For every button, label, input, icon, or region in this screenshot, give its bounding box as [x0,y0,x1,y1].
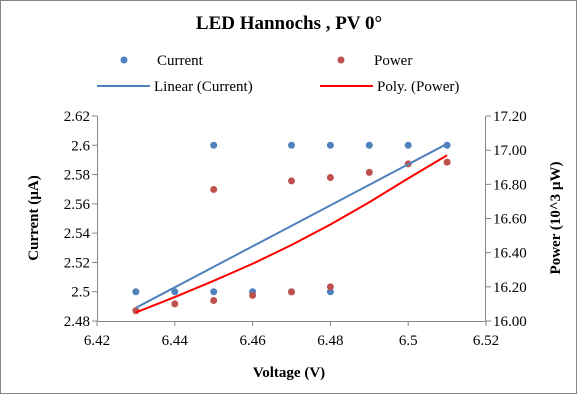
data-point-current [404,141,412,149]
x-tick-label: 6.42 [84,333,110,349]
y-axis-right: 16.00 16.20 16.40 16.60 16.80 17.00 17.20 [485,109,527,330]
x-axis-label: Voltage (V) [253,365,325,381]
legend-marker-current [120,56,128,64]
data-point-power [249,291,257,299]
data-point-current [326,141,334,149]
legend-marker-power [337,56,345,64]
legend-label-linear-current: Linear (Current) [154,79,253,95]
y2-tick-label: 16.00 [493,314,527,330]
y2-tick-label: 16.20 [493,280,527,296]
x-tick-label: 6.44 [162,333,189,349]
data-point-current [171,288,179,296]
data-point-power [326,283,334,291]
y-tick-label: 2.54 [64,226,91,242]
data-point-current [288,141,295,149]
series-line-linear-current [135,142,448,309]
data-point-current [443,141,451,149]
data-point-power [443,158,451,166]
y-tick-label: 2.56 [64,197,91,213]
y2-tick-label: 16.60 [493,212,527,228]
data-point-current [132,288,140,296]
chart-title: LED Hannochs , PV 0° [196,13,382,34]
legend: Current Power Linear (Current) Poly. (Po… [97,53,459,95]
legend-label-power: Power [374,53,412,69]
y2-tick-label: 17.00 [493,143,527,159]
legend-label-poly-power: Poly. (Power) [377,79,459,95]
x-tick-label: 6.48 [317,333,343,349]
series-layer [132,141,451,315]
y-axis-left: 2.48 2.5 2.52 2.54 2.56 2.58 2.6 2.62 [64,109,98,330]
data-point-current [365,141,373,149]
x-tick-label: 6.46 [239,333,266,349]
series-line-poly-power [135,154,448,314]
plot-area: 6.42 6.44 6.46 6.48 6.5 6.52 2.482.52.522.542… [64,109,527,349]
x-tick-label: 6.5 [399,333,418,349]
data-point-power [171,300,179,308]
data-point-power [210,185,218,193]
x-axis: 6.42 6.44 6.46 6.48 6.5 6.52 [84,321,499,349]
data-point-current [326,288,334,296]
y-tick-label: 2.6 [71,138,90,154]
data-point-power [210,297,218,304]
y2-tick-label: 16.40 [493,246,527,262]
y-tick-label: 2.48 [64,314,90,330]
x-tick-label: 6.52 [473,333,499,349]
data-point-current [210,141,218,149]
data-point-power [365,168,373,176]
y-axis-right-label: Power (10^3 µW) [548,162,564,275]
data-point-power [326,174,334,181]
y2-tick-label: 16.80 [493,177,527,193]
data-point-current [210,288,218,296]
y-tick-label: 2.52 [64,255,90,271]
legend-label-current: Current [157,53,204,69]
y-tick-label: 2.5 [71,285,90,301]
y2-tick-label: 17.20 [493,109,527,125]
data-point-power [288,288,295,296]
data-point-power [288,177,295,185]
y-tick-label: 2.58 [64,168,90,184]
y-axis-left-label: Current (µA) [26,175,42,260]
y-tick-label: 2.62 [64,109,90,125]
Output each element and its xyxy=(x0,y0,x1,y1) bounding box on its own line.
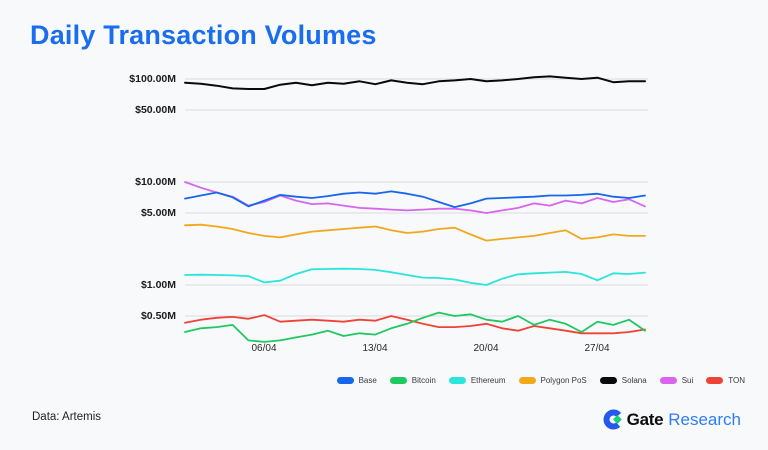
chart-legend: Base Bitcoin Ethereum Polygon PoS Solana Sui T… xyxy=(336,374,745,386)
legend-swatch xyxy=(336,376,354,384)
y-axis-tick: $10.00M xyxy=(135,176,176,188)
legend-swatch xyxy=(706,376,724,384)
page-title: Daily Transaction Volumes xyxy=(30,20,377,50)
y-axis-tick: $1.00M xyxy=(140,279,176,291)
legend-label: TON xyxy=(728,375,745,385)
gate-logo-icon xyxy=(603,409,624,430)
series-line-ethereum xyxy=(184,267,646,286)
data-source-label: Data: Artemis xyxy=(32,411,102,423)
legend-item-bitcoin: Bitcoin xyxy=(389,375,436,385)
legend-label: Solana xyxy=(621,375,647,385)
x-axis-tick: 06/04 xyxy=(251,343,277,354)
legend-swatch xyxy=(599,376,617,384)
x-axis-tick: 27/04 xyxy=(584,343,610,354)
legend-swatch xyxy=(518,376,536,384)
legend-label: Polygon PoS xyxy=(540,375,587,385)
series-line-ton xyxy=(184,314,646,335)
legend-item-sui: Sui xyxy=(659,375,694,385)
legend-swatch xyxy=(659,376,677,384)
y-axis-tick: $5.00M xyxy=(140,207,176,219)
series-line-bitcoin xyxy=(184,311,646,343)
x-axis-tick: 13/04 xyxy=(362,343,388,354)
y-axis-tick: $50.00M xyxy=(135,104,176,116)
legend-swatch xyxy=(448,376,466,384)
legend-item-solana: Solana xyxy=(599,375,647,385)
logo-text-research: Research xyxy=(668,409,741,429)
logo-text-gate: Gate xyxy=(626,409,664,429)
legend-item-base: Base xyxy=(336,375,377,385)
legend-swatch xyxy=(389,376,407,384)
legend-label: Base xyxy=(358,375,377,385)
series-line-polygon-pos xyxy=(184,223,646,242)
legend-label: Bitcoin xyxy=(411,375,436,385)
x-axis-tick: 20/04 xyxy=(473,343,499,354)
y-axis-tick: $0.50M xyxy=(140,310,176,322)
legend-label: Ethereum xyxy=(470,375,506,385)
y-axis-tick: $100.00M xyxy=(129,73,176,85)
legend-item-ton: TON xyxy=(706,376,745,385)
legend-item-polygon-pos: Polygon PoS xyxy=(518,375,587,385)
series-line-base xyxy=(184,190,646,209)
series-line-sui xyxy=(184,181,646,214)
gate-research-logo: Gate Research xyxy=(603,409,741,430)
legend-item-ethereum: Ethereum xyxy=(448,375,506,385)
legend-label: Sui xyxy=(681,375,694,385)
series-line-solana xyxy=(184,75,646,90)
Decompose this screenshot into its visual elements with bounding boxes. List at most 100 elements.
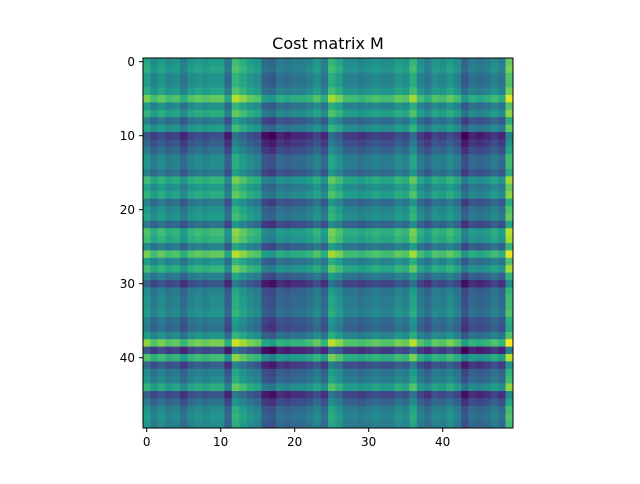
heatmap-cell <box>446 420 455 429</box>
heatmap-cell <box>483 391 492 399</box>
heatmap-cell <box>231 287 240 296</box>
heatmap-cell <box>254 309 262 318</box>
heatmap-cell <box>268 339 277 347</box>
heatmap-cell <box>402 272 410 281</box>
heatmap-cell <box>157 376 166 384</box>
heatmap-cell <box>291 139 299 148</box>
heatmap-cell <box>424 346 432 355</box>
heatmap-cell <box>268 413 277 421</box>
heatmap-cell <box>180 87 188 96</box>
heatmap-cell <box>446 213 455 222</box>
heatmap-cell <box>483 228 492 236</box>
heatmap-cell <box>268 191 277 199</box>
heatmap-cell <box>261 272 270 281</box>
heatmap-cell <box>379 109 388 118</box>
heatmap-cell <box>194 72 203 81</box>
heatmap-cell <box>305 117 314 125</box>
heatmap-cell <box>416 117 425 125</box>
heatmap-cell <box>276 361 284 370</box>
heatmap-cell <box>231 331 240 340</box>
heatmap-cell <box>305 287 314 296</box>
heatmap-cell <box>365 250 373 259</box>
heatmap-cell <box>298 139 307 148</box>
heatmap-cell <box>453 206 462 214</box>
heatmap-cell <box>468 413 477 421</box>
heatmap-cell <box>276 183 284 192</box>
heatmap-cell <box>268 294 277 303</box>
heatmap-cell <box>409 294 418 303</box>
heatmap-cell <box>416 391 425 399</box>
heatmap-cell <box>431 65 440 74</box>
heatmap-cell <box>505 102 514 111</box>
heatmap-cell <box>239 331 247 340</box>
heatmap-cell <box>439 250 447 259</box>
heatmap-cell <box>424 161 432 170</box>
heatmap-cell <box>505 58 514 66</box>
heatmap-cell <box>505 139 514 148</box>
heatmap-cell <box>394 102 403 111</box>
heatmap-cell <box>246 368 255 377</box>
heatmap-cell <box>209 161 218 170</box>
heatmap-cell <box>476 95 484 103</box>
heatmap-cell <box>187 146 196 155</box>
heatmap-cell <box>261 176 270 185</box>
heatmap-cell <box>453 302 462 310</box>
heatmap-cell <box>268 109 277 118</box>
heatmap-cell <box>202 391 210 399</box>
heatmap-cell <box>231 294 240 303</box>
heatmap-cell <box>365 206 373 214</box>
heatmap-cell <box>409 191 418 199</box>
heatmap-cell <box>180 176 188 185</box>
heatmap-cell <box>490 420 499 429</box>
heatmap-cell <box>394 413 403 421</box>
heatmap-cell <box>291 109 299 118</box>
heatmap-cell <box>490 235 499 244</box>
heatmap-cell <box>239 302 247 310</box>
heatmap-cell <box>239 161 247 170</box>
heatmap-cell <box>305 250 314 259</box>
heatmap-cell <box>409 331 418 340</box>
heatmap-cell <box>431 72 440 81</box>
heatmap-cell <box>209 139 218 148</box>
heatmap-cell <box>276 376 284 384</box>
heatmap-cell <box>217 420 225 429</box>
heatmap-cell <box>143 132 151 140</box>
heatmap-cell <box>468 280 477 288</box>
heatmap-cell <box>446 161 455 170</box>
heatmap-cell <box>379 287 388 296</box>
heatmap-cell <box>342 176 351 185</box>
heatmap-cell <box>180 361 188 370</box>
heatmap-cell <box>246 169 255 177</box>
heatmap-cell <box>187 317 196 325</box>
heatmap-cell <box>298 243 307 251</box>
heatmap-cell <box>379 154 388 162</box>
heatmap-cell <box>261 124 270 133</box>
heatmap-cell <box>180 420 188 429</box>
heatmap-cell <box>209 132 218 140</box>
heatmap-cell <box>143 72 151 81</box>
heatmap-cell <box>320 220 329 229</box>
heatmap-cell <box>254 213 262 222</box>
heatmap-cell <box>276 228 284 236</box>
heatmap-cell <box>143 250 151 259</box>
heatmap-cell <box>172 176 181 185</box>
heatmap-cell <box>239 206 247 214</box>
heatmap-cell <box>342 383 351 392</box>
heatmap-cell <box>416 302 425 310</box>
heatmap-cell <box>439 354 447 362</box>
heatmap-cell <box>490 317 499 325</box>
heatmap-cell <box>416 331 425 340</box>
heatmap-cell <box>365 235 373 244</box>
heatmap-cell <box>461 161 469 170</box>
heatmap-cell <box>365 376 373 384</box>
heatmap-cell <box>165 257 173 266</box>
heatmap-cell <box>283 139 292 148</box>
heatmap-cell <box>416 413 425 421</box>
heatmap-cell <box>209 80 218 88</box>
heatmap-cell <box>342 250 351 259</box>
heatmap-cell <box>439 391 447 399</box>
heatmap-cell <box>202 146 210 155</box>
heatmap-cell <box>446 228 455 236</box>
heatmap-cell <box>409 109 418 118</box>
heatmap-cell <box>172 257 181 266</box>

------------

Exercise brief: Can you repeat the entries starting at "data-point-current [404,141,412,149]" and ending at "data-point-current [171,288,179,296]", putting "secondary-y-tick-label" wherever "y2-tick-label" occurs and changing nothing else? Return only those lines.

Completed task:
data-point-current [404,141,412,149]
x-tick-label: 6.42 [84,333,110,349]
y-axis-right: 16.00 16.20 16.40 16.60 16.80 17.00 17.20 [485,109,527,330]
x-axis-label: Voltage (V) [253,365,325,381]
legend-marker-current [120,56,128,64]
data-point-power [249,291,257,299]
data-point-current [326,141,334,149]
legend-marker-power [337,56,345,64]
legend-label-linear-current: Linear (Current) [154,79,253,95]
secondary-y-tick-label: 16.00 [493,314,527,330]
secondary-y-tick-label: 16.20 [493,280,527,296]
x-tick-label: 6.44 [162,333,189,349]
data-point-current [171,288,179,296]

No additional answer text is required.